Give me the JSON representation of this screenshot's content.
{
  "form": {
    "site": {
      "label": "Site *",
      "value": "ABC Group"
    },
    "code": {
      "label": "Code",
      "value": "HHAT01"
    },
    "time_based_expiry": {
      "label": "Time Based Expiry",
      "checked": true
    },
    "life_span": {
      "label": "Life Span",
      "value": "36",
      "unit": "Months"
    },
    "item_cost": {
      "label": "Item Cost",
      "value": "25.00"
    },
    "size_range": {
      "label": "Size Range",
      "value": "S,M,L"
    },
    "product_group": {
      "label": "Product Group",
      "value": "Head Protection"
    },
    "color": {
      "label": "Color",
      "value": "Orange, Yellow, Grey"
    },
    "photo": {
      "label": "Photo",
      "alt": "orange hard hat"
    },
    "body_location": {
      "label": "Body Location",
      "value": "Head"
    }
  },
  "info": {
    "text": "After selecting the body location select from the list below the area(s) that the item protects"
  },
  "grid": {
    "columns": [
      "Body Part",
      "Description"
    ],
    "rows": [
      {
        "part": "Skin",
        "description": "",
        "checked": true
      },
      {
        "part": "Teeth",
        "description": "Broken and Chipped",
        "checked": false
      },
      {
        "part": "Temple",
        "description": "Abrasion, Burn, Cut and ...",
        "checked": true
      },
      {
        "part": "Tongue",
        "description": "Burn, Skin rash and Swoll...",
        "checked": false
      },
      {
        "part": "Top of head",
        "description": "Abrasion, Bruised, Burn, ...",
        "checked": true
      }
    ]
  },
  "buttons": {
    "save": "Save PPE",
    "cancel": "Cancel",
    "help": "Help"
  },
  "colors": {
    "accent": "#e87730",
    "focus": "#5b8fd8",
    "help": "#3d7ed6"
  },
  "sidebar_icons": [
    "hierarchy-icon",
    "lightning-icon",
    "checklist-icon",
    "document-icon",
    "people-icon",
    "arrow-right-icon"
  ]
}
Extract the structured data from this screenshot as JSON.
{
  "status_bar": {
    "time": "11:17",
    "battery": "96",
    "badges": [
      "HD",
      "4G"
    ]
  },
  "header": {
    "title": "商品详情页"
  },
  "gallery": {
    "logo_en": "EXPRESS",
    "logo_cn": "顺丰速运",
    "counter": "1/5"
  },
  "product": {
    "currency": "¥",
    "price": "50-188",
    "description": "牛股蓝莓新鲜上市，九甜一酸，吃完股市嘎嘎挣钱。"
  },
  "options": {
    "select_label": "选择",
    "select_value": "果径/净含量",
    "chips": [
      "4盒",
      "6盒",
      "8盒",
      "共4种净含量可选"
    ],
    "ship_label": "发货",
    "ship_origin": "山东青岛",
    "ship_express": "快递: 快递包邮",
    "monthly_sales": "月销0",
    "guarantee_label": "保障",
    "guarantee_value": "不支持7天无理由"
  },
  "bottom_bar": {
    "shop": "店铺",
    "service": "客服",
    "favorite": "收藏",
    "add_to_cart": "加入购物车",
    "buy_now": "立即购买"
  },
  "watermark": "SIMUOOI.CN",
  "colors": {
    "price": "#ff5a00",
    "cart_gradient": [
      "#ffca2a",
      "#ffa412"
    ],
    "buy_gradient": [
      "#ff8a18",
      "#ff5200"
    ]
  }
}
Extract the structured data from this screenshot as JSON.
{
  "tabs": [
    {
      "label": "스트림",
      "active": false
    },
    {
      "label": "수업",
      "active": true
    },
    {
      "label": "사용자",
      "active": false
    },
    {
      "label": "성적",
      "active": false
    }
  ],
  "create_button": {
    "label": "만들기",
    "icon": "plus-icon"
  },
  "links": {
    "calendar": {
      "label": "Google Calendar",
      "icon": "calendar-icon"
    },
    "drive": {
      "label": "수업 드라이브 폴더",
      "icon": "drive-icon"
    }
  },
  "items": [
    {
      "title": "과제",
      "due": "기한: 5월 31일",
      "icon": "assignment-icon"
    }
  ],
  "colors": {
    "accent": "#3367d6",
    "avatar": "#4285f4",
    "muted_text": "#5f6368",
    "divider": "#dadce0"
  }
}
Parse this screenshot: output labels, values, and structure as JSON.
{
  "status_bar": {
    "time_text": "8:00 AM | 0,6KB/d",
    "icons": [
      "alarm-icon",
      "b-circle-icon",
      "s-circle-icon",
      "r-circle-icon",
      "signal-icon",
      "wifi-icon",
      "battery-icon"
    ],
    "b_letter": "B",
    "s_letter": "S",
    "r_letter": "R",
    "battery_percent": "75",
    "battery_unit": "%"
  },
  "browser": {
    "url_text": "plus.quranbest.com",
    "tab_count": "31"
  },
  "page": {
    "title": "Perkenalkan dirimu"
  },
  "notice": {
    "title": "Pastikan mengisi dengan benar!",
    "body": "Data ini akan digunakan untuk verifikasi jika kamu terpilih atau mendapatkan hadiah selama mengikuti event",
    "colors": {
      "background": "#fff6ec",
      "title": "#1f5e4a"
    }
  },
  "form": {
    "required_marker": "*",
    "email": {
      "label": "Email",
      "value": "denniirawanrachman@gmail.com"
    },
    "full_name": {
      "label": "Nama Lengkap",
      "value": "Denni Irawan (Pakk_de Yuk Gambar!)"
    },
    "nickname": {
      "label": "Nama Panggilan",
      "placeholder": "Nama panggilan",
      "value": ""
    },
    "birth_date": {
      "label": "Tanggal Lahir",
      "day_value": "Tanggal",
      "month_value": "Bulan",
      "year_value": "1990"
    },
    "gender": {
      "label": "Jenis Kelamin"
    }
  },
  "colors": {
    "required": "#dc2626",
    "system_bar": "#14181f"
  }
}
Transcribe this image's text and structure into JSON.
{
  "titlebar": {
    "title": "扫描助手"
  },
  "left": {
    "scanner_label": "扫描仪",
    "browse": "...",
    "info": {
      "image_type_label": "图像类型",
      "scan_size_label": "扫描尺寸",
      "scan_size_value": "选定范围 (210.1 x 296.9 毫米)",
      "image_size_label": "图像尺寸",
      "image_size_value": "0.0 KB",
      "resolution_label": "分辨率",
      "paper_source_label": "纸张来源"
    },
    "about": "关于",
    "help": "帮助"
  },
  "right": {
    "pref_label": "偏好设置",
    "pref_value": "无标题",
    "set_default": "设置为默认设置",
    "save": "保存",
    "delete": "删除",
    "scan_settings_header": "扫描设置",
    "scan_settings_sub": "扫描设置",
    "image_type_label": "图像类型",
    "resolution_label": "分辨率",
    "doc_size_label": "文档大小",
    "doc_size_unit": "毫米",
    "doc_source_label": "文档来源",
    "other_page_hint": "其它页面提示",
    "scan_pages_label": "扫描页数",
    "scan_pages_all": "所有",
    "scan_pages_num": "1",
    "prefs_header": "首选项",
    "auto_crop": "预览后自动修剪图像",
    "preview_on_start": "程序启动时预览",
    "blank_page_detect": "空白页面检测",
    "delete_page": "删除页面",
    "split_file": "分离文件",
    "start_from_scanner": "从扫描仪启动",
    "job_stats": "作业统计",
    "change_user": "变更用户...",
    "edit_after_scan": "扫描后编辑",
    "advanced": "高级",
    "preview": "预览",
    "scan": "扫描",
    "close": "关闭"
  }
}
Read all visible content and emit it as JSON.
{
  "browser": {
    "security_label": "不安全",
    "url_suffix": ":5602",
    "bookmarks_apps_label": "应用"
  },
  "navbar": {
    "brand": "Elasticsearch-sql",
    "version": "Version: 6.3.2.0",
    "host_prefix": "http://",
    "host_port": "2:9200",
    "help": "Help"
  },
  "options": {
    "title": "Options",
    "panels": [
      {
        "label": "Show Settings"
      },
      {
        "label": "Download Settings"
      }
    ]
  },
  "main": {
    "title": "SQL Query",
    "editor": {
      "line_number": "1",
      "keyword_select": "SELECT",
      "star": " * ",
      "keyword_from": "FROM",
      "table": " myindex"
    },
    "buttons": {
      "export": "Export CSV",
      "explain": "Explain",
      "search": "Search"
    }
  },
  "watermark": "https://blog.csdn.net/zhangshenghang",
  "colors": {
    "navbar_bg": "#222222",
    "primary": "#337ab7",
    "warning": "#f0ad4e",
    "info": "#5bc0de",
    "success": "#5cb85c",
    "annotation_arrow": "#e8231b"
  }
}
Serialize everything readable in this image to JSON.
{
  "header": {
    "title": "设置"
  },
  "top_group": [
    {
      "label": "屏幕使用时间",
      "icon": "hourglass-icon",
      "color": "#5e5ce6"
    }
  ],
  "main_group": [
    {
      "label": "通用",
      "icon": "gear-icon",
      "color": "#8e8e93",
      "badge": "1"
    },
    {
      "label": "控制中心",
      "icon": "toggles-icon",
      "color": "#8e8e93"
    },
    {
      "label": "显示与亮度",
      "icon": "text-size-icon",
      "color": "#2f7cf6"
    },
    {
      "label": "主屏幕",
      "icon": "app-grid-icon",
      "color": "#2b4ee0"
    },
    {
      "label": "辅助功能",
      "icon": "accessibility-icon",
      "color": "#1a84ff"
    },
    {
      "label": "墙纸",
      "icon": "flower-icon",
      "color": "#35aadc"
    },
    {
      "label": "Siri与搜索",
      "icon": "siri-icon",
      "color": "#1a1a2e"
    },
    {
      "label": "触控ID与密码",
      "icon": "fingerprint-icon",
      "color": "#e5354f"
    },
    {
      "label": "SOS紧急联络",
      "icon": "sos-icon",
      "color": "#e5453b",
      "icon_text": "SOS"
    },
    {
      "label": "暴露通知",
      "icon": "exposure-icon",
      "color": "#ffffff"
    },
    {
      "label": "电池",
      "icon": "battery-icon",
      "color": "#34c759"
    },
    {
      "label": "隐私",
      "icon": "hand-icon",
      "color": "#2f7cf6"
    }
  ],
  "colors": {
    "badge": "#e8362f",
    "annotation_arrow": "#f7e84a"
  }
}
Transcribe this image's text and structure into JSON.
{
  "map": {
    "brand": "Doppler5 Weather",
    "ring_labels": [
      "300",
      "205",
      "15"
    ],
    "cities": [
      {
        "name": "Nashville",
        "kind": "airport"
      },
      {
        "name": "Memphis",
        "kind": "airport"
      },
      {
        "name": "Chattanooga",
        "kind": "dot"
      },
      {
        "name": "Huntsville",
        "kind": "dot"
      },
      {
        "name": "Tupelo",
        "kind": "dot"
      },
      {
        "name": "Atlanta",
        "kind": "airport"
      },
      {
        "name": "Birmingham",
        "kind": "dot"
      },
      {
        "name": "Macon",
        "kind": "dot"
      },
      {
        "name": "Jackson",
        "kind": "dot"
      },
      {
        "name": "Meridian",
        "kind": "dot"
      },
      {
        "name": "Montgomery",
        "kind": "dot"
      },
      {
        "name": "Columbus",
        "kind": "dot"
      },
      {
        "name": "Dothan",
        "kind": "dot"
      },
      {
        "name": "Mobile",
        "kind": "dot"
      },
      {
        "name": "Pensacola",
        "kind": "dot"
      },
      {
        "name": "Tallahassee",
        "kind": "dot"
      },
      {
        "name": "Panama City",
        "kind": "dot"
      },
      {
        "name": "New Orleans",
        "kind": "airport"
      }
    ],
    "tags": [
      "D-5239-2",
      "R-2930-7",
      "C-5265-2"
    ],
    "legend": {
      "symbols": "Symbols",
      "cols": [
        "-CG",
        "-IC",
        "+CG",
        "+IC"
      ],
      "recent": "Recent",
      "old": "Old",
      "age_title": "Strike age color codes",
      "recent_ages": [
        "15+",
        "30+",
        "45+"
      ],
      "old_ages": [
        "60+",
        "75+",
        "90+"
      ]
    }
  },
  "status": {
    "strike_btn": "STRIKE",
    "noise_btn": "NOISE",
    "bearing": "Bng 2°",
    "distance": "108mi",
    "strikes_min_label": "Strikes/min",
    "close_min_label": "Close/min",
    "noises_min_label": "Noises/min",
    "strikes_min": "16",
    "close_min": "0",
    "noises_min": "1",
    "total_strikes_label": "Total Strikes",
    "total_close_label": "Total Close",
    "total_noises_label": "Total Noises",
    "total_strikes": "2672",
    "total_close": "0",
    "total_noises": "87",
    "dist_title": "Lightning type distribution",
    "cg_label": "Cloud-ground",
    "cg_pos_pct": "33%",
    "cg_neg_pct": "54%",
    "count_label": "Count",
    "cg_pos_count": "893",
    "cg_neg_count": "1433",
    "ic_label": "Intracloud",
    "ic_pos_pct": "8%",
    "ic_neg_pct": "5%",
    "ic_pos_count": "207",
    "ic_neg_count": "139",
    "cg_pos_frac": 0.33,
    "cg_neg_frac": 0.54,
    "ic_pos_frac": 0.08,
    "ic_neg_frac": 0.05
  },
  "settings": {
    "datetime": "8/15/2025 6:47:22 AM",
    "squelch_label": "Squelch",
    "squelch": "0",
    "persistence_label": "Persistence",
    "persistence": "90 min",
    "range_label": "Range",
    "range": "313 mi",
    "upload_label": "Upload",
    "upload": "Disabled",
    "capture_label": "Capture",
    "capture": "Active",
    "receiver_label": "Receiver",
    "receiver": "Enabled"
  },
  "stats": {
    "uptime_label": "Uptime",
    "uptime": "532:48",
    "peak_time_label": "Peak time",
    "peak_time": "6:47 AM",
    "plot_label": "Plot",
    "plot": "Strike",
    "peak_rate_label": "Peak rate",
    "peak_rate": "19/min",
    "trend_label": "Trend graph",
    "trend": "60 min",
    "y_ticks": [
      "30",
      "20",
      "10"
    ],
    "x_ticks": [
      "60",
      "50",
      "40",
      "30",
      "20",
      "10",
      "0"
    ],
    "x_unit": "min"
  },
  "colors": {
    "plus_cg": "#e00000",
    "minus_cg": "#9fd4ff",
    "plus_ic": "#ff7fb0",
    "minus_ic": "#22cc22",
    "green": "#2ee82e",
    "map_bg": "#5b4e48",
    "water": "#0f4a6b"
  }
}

Problem to solve:
Copy all lines from the material that hold "watermark".

Answer to this exercise:
  "watermark": "SIMUOOI.CN",
  "watermark": "https://blog.csdn.net/zhangshenghang",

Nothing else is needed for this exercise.